EXERCISE TASK: Leave out the pictures and reproduce all of the data exactly.

── DATA TO PROCESS

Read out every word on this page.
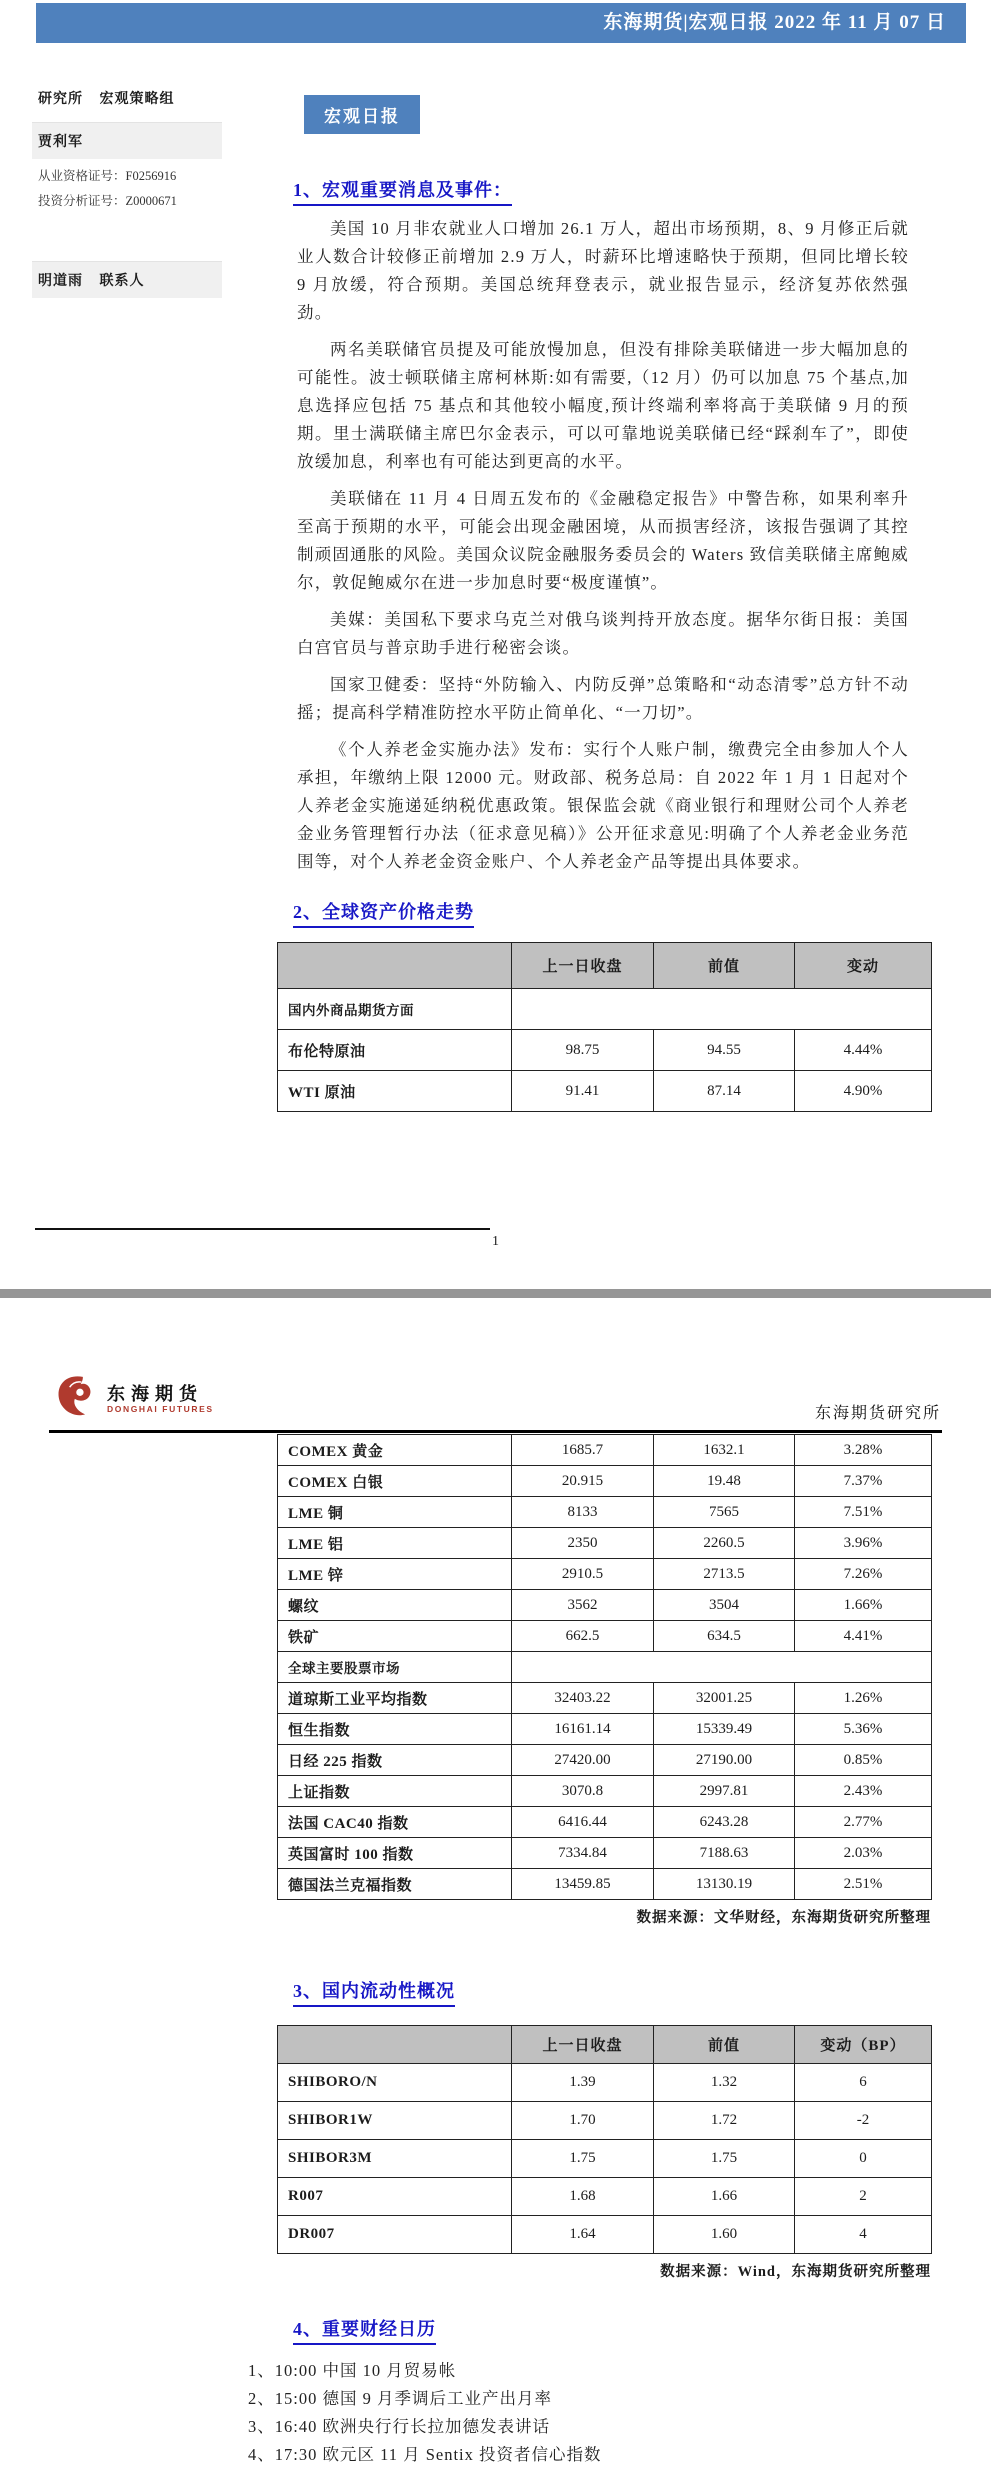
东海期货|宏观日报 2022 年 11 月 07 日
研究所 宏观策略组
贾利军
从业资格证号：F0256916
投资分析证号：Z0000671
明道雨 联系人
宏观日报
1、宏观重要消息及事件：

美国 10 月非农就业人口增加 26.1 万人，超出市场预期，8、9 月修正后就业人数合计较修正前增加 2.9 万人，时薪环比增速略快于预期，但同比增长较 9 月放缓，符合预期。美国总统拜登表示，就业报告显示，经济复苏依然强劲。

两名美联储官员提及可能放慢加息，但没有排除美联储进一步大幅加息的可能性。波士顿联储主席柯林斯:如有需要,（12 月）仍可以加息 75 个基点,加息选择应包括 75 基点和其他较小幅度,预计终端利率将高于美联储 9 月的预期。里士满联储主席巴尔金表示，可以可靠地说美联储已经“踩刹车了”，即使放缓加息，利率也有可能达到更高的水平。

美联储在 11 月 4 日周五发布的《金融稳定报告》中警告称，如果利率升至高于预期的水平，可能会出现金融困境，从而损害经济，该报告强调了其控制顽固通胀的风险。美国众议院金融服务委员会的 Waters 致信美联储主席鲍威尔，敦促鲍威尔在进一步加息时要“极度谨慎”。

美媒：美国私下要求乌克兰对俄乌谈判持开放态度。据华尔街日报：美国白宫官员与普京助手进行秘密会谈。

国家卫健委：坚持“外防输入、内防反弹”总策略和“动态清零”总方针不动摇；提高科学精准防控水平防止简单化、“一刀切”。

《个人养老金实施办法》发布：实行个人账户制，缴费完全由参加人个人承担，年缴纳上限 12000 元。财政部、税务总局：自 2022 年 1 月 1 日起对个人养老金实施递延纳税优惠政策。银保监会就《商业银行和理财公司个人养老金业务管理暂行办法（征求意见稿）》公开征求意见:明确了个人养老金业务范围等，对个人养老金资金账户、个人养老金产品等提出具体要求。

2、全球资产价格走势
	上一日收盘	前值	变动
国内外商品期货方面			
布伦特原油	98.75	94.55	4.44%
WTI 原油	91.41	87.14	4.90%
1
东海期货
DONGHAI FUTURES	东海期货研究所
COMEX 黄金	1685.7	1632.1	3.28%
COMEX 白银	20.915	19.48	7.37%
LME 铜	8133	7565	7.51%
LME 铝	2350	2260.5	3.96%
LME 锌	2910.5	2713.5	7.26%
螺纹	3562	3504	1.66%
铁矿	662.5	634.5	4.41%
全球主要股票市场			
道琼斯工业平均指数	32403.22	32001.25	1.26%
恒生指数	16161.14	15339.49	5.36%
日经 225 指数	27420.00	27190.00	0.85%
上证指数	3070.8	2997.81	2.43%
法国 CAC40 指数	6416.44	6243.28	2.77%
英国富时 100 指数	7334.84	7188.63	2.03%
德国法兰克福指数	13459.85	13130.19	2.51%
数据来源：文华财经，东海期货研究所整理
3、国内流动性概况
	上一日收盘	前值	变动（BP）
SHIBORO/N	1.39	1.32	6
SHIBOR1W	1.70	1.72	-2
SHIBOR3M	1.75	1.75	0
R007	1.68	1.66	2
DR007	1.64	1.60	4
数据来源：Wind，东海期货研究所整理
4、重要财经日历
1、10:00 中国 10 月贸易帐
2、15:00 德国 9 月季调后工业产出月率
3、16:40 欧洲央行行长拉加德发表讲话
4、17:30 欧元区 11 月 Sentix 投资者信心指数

────

RESULT FOR THIS TASK:
Read out every word on this page.
东海期货|宏观日报 2022 年 11 月 07 日
研究所 宏观策略组
贾利军
从业资格证号：F0256916
投资分析证号：Z0000671
明道雨 联系人
宏观日报
1、宏观重要消息及事件：

美国 10 月非农就业人口增加 26.1 万人，超出市场预期，8、9 月修正后就业人数合计较修正前增加 2.9 万人，时薪环比增速略快于预期，但同比增长较 9 月放缓，符合预期。美国总统拜登表示，就业报告显示，经济复苏依然强劲。

两名美联储官员提及可能放慢加息，但没有排除美联储进一步大幅加息的可能性。波士顿联储主席柯林斯:如有需要,（12 月）仍可以加息 75 个基点,加息选择应包括 75 基点和其他较小幅度,预计终端利率将高于美联储 9 月的预期。里士满联储主席巴尔金表示，可以可靠地说美联储已经“踩刹车了”，即使放缓加息，利率也有可能达到更高的水平。

美联储在 11 月 4 日周五发布的《金融稳定报告》中警告称，如果利率升至高于预期的水平，可能会出现金融困境，从而损害经济，该报告强调了其控制顽固通胀的风险。美国众议院金融服务委员会的 Waters 致信美联储主席鲍威尔，敦促鲍威尔在进一步加息时要“极度谨慎”。

美媒：美国私下要求乌克兰对俄乌谈判持开放态度。据华尔街日报：美国白宫官员与普京助手进行秘密会谈。

国家卫健委：坚持“外防输入、内防反弹”总策略和“动态清零”总方针不动摇；提高科学精准防控水平防止简单化、“一刀切”。

《个人养老金实施办法》发布：实行个人账户制，缴费完全由参加人个人承担，年缴纳上限 12000 元。财政部、税务总局：自 2022 年 1 月 1 日起对个人养老金实施递延纳税优惠政策。银保监会就《商业银行和理财公司个人养老金业务管理暂行办法（征求意见稿）》公开征求意见:明确了个人养老金业务范围等，对个人养老金资金账户、个人养老金产品等提出具体要求。

2、全球资产价格走势
	上一日收盘	前值	变动
国内外商品期货方面			
布伦特原油	98.75	94.55	4.44%
WTI 原油	91.41	87.14	4.90%
1
东海期货
DONGHAI FUTURES	东海期货研究所
COMEX 黄金	1685.7	1632.1	3.28%
COMEX 白银	20.915	19.48	7.37%
LME 铜	8133	7565	7.51%
LME 铝	2350	2260.5	3.96%
LME 锌	2910.5	2713.5	7.26%
螺纹	3562	3504	1.66%
铁矿	662.5	634.5	4.41%
全球主要股票市场			
道琼斯工业平均指数	32403.22	32001.25	1.26%
恒生指数	16161.14	15339.49	5.36%
日经 225 指数	27420.00	27190.00	0.85%
上证指数	3070.8	2997.81	2.43%
法国 CAC40 指数	6416.44	6243.28	2.77%
英国富时 100 指数	7334.84	7188.63	2.03%
德国法兰克福指数	13459.85	13130.19	2.51%
数据来源：文华财经，东海期货研究所整理
3、国内流动性概况
	上一日收盘	前值	变动（BP）
SHIBORO/N	1.39	1.32	6
SHIBOR1W	1.70	1.72	-2
SHIBOR3M	1.75	1.75	0
R007	1.68	1.66	2
DR007	1.64	1.60	4
数据来源：Wind，东海期货研究所整理
4、重要财经日历
1、10:00 中国 10 月贸易帐
2、15:00 德国 9 月季调后工业产出月率
3、16:40 欧洲央行行长拉加德发表讲话
4、17:30 欧元区 11 月 Sentix 投资者信心指数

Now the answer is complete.